### AIM
Within the records below, find each line that holds the string "Desktop", then copy it.

### RECORDS FOR THE EXERCISE
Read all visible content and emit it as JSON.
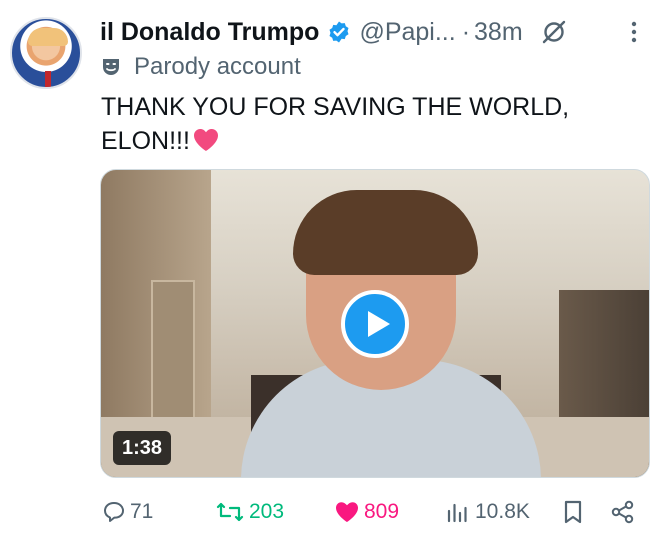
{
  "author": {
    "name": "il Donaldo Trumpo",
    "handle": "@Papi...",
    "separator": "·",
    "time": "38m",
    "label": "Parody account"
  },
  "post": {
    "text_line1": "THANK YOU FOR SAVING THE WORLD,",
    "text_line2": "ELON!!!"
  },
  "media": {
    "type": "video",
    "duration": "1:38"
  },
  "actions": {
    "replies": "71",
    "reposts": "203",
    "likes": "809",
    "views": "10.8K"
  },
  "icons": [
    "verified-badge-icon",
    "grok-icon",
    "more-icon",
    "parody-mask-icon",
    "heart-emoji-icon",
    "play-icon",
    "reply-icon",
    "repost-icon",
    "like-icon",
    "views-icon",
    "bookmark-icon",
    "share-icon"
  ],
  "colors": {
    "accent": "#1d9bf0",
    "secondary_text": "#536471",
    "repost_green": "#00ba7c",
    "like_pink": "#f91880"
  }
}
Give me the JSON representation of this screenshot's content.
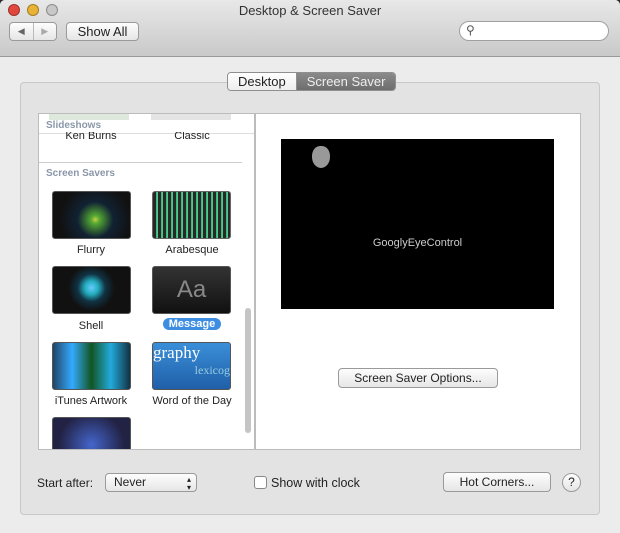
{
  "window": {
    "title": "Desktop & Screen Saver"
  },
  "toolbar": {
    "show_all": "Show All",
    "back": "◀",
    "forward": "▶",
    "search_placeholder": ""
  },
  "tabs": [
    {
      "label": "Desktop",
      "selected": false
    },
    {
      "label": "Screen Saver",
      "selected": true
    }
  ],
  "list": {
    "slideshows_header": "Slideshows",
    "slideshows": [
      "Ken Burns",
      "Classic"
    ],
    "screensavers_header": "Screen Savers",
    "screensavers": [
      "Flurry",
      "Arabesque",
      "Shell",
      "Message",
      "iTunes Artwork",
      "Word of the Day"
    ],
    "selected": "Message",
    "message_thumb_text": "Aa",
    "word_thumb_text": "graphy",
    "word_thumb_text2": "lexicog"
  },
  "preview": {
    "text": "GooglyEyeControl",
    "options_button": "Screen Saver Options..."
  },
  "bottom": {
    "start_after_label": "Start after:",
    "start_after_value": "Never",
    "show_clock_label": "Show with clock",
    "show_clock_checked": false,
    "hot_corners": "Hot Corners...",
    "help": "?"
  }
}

### REPLY TO THE TASK
    "title": "Desktop & Screen Saver"
      "label": "Desktop",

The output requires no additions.